_SET PROBLEM_. The required output is a single number: how many lines of the material contain the string "efficient".

_Records from a data collection_.
<<<<
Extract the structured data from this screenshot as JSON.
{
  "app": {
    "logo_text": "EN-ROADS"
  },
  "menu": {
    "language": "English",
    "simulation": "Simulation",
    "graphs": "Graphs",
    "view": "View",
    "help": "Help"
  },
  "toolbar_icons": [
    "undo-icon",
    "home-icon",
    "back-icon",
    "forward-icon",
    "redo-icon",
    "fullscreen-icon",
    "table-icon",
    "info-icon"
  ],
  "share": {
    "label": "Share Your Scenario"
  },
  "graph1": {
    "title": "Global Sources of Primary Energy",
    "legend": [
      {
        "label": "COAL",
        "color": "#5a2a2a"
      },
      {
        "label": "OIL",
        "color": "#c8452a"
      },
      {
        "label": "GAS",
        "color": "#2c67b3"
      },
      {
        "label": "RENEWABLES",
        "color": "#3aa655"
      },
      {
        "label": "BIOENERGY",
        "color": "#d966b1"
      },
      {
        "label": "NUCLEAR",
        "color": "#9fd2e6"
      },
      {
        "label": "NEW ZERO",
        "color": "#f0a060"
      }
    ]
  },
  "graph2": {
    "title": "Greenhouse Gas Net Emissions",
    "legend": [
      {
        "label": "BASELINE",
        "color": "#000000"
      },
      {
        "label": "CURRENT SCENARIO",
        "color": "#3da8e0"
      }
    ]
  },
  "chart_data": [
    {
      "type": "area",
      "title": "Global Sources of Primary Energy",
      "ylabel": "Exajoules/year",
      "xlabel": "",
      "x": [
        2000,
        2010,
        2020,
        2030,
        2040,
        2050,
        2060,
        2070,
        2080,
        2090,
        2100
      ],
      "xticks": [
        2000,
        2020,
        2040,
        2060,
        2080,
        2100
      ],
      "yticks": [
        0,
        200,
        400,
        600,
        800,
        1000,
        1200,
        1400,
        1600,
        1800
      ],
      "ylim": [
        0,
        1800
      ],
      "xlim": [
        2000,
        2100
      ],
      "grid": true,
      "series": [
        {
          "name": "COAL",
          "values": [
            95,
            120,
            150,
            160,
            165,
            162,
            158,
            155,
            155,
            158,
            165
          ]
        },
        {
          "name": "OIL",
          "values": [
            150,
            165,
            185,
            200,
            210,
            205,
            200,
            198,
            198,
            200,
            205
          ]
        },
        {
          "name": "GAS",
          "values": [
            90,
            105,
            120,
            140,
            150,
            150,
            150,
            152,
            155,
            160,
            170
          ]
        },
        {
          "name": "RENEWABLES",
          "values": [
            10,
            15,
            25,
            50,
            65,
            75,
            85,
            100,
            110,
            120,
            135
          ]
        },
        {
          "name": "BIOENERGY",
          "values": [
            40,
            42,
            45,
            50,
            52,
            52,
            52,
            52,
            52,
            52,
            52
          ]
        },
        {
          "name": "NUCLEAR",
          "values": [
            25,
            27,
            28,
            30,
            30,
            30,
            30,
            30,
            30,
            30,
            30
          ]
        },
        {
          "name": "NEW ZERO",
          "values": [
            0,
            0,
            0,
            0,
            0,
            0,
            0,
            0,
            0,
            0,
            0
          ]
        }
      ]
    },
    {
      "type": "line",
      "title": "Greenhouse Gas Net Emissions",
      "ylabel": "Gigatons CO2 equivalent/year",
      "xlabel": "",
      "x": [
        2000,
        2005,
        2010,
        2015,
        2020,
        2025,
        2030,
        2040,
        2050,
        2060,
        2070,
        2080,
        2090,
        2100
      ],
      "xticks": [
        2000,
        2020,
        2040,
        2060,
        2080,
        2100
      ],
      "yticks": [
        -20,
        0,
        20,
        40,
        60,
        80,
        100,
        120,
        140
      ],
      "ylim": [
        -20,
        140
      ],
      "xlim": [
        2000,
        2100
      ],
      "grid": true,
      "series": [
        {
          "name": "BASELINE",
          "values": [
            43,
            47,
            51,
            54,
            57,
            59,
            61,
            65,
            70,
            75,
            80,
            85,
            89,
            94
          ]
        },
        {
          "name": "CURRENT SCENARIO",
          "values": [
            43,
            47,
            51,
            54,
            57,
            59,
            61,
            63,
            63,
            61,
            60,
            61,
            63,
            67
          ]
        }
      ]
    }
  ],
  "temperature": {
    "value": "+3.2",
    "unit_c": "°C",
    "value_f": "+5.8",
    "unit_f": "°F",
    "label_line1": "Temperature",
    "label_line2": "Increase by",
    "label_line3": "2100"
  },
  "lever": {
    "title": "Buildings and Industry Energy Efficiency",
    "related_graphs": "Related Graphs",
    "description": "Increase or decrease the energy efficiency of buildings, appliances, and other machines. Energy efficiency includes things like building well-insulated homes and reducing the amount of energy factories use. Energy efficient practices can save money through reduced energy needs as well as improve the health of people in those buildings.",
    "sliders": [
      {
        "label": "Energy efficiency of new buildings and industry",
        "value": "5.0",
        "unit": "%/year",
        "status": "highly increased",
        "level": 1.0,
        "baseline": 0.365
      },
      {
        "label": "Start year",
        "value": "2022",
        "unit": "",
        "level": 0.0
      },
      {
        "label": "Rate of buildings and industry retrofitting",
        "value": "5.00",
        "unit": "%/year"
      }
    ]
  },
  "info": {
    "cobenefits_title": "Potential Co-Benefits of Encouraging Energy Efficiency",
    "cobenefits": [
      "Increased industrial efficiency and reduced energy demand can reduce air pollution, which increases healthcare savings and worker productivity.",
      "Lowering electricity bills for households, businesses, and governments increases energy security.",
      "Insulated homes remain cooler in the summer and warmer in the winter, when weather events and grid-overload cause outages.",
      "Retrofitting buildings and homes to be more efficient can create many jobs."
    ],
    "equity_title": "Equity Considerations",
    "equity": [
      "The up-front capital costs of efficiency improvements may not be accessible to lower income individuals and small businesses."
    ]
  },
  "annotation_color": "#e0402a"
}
>>>>
_RESPONSE FOR THIS EXERCISE_. 2